- **Source material**

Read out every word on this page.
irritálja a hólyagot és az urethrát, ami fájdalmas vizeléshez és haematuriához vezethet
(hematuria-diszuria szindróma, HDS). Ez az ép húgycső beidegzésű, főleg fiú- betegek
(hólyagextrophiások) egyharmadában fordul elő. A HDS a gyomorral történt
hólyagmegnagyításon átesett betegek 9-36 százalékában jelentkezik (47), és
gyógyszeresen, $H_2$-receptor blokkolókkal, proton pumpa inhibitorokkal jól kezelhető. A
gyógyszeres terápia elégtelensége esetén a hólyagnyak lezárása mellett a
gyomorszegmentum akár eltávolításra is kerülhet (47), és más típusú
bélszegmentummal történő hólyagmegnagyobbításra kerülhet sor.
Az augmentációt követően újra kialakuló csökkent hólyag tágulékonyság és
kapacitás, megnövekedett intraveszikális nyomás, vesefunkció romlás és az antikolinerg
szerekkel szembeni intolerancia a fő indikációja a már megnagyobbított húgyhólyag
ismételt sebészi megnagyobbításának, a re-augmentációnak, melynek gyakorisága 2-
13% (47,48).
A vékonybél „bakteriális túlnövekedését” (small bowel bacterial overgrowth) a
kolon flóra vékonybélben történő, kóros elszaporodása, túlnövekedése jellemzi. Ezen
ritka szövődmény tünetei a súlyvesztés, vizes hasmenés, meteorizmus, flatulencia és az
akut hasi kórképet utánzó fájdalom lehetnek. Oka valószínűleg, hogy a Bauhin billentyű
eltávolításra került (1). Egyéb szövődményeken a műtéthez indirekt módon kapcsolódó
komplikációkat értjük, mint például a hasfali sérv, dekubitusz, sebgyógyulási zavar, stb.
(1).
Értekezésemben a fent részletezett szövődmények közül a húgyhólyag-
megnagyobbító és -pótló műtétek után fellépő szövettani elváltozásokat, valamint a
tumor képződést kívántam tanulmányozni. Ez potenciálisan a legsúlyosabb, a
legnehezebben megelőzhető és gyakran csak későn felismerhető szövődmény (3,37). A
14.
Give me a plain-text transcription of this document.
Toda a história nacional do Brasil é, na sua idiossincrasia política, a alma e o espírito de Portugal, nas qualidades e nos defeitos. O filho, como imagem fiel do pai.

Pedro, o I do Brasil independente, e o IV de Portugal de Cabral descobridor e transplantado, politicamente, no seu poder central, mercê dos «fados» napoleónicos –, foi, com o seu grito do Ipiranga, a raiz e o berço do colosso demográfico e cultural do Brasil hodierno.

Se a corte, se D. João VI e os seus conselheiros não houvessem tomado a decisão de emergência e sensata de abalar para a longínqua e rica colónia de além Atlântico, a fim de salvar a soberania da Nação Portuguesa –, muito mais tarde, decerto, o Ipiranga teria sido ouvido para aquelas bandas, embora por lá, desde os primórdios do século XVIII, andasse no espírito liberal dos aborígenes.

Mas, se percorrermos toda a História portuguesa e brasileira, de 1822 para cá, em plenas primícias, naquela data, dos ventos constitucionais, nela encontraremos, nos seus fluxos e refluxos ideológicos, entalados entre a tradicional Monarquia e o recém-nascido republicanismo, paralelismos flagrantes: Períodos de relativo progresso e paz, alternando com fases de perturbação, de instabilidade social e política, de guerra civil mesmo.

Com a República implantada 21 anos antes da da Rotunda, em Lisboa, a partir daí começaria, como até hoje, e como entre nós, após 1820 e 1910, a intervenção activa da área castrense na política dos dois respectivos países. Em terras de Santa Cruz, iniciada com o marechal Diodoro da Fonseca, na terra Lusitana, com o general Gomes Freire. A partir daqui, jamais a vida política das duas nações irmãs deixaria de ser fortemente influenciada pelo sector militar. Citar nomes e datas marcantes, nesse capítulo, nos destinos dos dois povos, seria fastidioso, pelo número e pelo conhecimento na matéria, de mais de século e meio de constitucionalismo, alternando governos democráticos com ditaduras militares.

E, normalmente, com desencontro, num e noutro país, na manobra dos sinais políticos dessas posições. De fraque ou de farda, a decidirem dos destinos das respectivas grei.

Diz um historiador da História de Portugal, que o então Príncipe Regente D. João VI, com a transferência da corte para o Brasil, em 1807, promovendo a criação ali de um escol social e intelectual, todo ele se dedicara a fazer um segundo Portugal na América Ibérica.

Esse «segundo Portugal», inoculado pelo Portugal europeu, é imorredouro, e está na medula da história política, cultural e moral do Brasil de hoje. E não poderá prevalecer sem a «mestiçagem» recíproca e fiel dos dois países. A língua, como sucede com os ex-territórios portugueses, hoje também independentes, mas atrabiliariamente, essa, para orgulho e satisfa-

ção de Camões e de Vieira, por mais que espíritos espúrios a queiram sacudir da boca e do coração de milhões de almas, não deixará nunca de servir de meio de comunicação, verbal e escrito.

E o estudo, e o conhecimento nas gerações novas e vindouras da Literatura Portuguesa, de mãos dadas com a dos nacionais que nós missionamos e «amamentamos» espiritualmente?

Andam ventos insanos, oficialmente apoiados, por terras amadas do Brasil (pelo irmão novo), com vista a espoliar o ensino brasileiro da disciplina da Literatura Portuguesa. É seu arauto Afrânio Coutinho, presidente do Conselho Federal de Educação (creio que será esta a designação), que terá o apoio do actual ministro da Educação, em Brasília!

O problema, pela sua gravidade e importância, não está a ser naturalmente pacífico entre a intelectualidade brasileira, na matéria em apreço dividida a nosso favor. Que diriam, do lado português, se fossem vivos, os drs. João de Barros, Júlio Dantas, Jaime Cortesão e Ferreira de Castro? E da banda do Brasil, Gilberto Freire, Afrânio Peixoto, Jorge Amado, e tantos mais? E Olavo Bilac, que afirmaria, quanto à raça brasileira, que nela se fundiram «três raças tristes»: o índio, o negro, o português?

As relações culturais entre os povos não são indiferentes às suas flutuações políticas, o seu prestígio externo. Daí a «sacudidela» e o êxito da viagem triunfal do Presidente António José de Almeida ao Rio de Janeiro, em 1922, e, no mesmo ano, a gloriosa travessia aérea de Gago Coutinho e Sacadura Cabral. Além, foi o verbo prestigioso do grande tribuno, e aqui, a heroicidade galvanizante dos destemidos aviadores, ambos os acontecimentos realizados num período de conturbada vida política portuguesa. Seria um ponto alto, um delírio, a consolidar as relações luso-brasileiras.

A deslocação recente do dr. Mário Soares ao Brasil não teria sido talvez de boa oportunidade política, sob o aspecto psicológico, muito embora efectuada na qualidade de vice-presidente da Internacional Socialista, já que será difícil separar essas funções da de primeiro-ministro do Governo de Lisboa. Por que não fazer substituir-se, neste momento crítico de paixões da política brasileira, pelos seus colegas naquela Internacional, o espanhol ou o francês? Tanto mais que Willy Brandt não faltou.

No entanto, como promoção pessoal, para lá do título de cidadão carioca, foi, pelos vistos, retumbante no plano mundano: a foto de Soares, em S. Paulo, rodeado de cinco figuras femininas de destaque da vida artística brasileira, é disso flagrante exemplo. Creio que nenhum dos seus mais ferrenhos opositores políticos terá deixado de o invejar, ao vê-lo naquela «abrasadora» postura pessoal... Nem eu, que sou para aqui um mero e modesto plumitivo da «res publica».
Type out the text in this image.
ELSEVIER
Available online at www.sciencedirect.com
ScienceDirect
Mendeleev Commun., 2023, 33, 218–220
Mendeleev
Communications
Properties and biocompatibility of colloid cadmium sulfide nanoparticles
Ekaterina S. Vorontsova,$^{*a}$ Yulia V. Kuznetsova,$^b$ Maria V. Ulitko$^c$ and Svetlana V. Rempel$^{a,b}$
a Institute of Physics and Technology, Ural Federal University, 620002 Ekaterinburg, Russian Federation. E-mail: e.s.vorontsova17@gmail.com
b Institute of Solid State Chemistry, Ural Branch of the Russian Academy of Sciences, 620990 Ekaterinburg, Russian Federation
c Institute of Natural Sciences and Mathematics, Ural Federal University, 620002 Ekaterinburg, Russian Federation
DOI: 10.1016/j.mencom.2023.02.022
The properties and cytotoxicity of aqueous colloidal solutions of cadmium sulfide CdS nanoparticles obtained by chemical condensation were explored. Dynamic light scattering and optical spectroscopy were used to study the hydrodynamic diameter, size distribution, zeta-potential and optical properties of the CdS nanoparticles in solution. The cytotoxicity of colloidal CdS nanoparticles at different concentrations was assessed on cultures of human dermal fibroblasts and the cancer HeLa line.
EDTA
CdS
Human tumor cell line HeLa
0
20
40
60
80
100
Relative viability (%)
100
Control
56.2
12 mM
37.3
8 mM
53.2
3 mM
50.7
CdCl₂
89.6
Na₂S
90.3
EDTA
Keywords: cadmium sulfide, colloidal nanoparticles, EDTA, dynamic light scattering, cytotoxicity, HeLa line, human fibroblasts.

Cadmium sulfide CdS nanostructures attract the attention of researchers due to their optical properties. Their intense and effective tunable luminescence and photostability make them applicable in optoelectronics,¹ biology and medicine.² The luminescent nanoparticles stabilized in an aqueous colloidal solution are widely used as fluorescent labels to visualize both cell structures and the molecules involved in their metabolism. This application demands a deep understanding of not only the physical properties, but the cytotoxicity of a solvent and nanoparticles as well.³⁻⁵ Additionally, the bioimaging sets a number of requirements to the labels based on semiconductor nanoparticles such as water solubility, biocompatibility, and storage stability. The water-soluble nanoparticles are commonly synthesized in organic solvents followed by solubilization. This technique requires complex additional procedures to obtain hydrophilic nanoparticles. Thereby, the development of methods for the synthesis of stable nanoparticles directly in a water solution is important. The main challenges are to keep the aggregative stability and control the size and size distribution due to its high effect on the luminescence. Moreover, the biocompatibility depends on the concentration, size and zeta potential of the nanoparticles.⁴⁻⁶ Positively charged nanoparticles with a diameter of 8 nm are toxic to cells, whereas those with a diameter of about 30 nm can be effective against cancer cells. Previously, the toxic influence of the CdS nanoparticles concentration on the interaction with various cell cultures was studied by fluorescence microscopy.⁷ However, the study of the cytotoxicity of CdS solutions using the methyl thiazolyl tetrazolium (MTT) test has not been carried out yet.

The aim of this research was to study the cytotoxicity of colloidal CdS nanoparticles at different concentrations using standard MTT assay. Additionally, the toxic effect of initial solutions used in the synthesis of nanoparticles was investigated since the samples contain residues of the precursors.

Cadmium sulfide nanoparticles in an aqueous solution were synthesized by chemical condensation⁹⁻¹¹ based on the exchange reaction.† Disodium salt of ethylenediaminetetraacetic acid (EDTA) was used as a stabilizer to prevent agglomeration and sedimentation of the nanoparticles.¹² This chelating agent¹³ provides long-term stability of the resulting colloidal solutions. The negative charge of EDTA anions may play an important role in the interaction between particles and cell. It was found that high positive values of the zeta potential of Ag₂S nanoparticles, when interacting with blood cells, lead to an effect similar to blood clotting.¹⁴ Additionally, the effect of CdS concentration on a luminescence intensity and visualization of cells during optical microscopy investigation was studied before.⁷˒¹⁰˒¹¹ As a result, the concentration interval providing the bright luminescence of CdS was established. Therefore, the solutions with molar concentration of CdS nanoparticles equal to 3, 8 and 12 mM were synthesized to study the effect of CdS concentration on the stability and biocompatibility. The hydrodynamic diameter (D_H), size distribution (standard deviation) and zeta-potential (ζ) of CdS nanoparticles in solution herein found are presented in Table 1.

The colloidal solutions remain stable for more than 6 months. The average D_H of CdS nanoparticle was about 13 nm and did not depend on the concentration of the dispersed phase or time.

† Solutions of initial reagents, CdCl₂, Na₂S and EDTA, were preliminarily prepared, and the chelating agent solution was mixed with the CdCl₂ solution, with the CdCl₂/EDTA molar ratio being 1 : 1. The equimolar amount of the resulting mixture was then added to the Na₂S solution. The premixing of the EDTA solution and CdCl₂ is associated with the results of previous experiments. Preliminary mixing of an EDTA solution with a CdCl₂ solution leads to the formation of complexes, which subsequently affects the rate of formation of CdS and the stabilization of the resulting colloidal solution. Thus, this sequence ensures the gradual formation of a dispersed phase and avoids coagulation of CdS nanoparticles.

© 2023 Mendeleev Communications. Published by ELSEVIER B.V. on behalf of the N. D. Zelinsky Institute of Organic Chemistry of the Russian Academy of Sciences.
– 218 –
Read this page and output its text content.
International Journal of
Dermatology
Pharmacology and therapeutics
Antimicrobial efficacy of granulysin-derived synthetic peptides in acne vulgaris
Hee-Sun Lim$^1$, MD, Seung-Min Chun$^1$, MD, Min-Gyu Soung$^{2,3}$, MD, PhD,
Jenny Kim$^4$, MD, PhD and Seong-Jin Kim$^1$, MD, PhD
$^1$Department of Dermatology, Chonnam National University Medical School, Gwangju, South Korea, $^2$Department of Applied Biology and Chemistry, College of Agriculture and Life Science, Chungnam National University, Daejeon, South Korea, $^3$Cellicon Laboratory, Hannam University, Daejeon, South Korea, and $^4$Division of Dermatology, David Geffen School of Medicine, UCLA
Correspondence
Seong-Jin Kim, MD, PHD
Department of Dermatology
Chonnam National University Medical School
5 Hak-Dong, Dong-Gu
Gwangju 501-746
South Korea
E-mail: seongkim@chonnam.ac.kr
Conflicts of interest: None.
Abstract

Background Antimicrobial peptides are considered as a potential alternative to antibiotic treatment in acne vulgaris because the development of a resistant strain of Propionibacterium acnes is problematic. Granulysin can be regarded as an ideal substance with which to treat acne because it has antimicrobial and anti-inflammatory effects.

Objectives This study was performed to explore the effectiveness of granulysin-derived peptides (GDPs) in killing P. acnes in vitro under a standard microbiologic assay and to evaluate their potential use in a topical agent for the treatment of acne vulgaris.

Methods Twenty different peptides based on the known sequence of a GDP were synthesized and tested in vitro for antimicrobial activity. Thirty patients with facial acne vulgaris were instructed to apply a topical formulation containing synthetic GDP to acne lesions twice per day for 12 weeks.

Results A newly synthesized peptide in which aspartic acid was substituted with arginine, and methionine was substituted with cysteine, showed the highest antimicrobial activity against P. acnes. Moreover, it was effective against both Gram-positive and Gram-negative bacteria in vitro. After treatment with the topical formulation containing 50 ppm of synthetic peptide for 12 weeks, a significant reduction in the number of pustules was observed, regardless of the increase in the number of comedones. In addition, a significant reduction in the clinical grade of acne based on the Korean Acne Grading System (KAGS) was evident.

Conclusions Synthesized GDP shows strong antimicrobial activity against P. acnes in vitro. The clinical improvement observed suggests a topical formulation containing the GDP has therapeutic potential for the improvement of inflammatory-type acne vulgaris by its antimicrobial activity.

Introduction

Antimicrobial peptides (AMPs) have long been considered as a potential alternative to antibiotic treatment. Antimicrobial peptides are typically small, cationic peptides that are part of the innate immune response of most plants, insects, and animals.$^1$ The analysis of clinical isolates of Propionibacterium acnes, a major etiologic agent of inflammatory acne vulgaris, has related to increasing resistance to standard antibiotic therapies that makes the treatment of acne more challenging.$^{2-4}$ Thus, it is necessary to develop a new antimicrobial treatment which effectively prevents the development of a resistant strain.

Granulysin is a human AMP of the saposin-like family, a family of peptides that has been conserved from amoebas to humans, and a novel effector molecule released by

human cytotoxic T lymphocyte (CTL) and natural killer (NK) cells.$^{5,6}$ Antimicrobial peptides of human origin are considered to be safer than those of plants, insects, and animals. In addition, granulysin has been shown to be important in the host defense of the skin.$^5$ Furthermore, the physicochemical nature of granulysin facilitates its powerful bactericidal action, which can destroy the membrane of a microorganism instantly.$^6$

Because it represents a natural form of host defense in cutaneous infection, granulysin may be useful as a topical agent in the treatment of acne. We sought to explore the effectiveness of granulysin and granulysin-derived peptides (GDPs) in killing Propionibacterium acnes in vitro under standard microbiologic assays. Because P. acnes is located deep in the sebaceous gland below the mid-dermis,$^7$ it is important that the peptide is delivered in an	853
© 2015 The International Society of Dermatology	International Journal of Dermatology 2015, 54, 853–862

- **Exercise brief**
Copy out the lines above with "Journal" in them.

- **Exercise output**
International Journal of
© 2015 The International Society of Dermatology	International Journal of Dermatology 2015, 54, 853–862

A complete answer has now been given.